_PROBLEM DESCRIPTION_:
Omit the pictures and output every entry below exactly as written.

+++

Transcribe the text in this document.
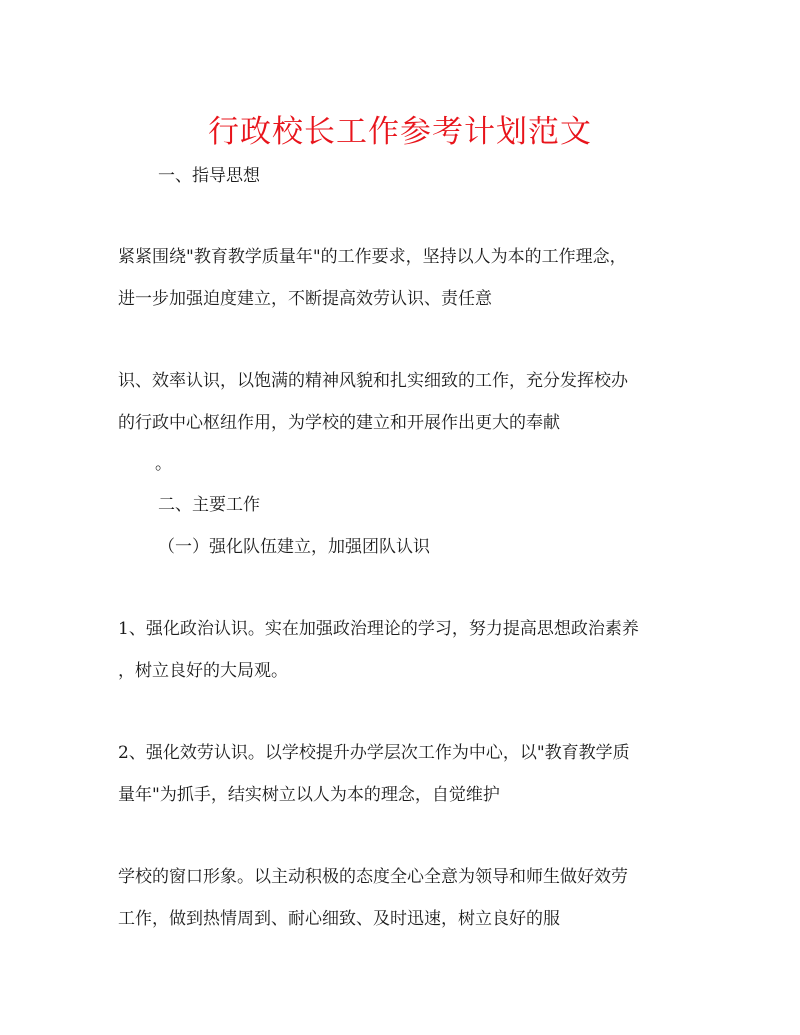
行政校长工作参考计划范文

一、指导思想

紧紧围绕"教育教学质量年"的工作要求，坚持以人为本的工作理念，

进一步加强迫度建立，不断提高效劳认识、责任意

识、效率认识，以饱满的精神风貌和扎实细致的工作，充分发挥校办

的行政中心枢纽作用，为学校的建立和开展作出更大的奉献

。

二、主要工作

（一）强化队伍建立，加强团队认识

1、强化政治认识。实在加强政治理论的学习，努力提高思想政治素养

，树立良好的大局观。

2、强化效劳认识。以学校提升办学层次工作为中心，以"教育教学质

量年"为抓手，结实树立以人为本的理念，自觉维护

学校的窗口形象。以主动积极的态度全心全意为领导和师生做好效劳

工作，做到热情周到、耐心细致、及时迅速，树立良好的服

+++

_SOLUTION FOR THIS EXERCISE_:
Transcribe the text in this document.
行政校长工作参考计划范文

一、指导思想

紧紧围绕"教育教学质量年"的工作要求，坚持以人为本的工作理念，

进一步加强迫度建立，不断提高效劳认识、责任意

识、效率认识，以饱满的精神风貌和扎实细致的工作，充分发挥校办

的行政中心枢纽作用，为学校的建立和开展作出更大的奉献

。

二、主要工作

（一）强化队伍建立，加强团队认识

1、强化政治认识。实在加强政治理论的学习，努力提高思想政治素养

，树立良好的大局观。

2、强化效劳认识。以学校提升办学层次工作为中心，以"教育教学质

量年"为抓手，结实树立以人为本的理念，自觉维护

学校的窗口形象。以主动积极的态度全心全意为领导和师生做好效劳

工作，做到热情周到、耐心细致、及时迅速，树立良好的服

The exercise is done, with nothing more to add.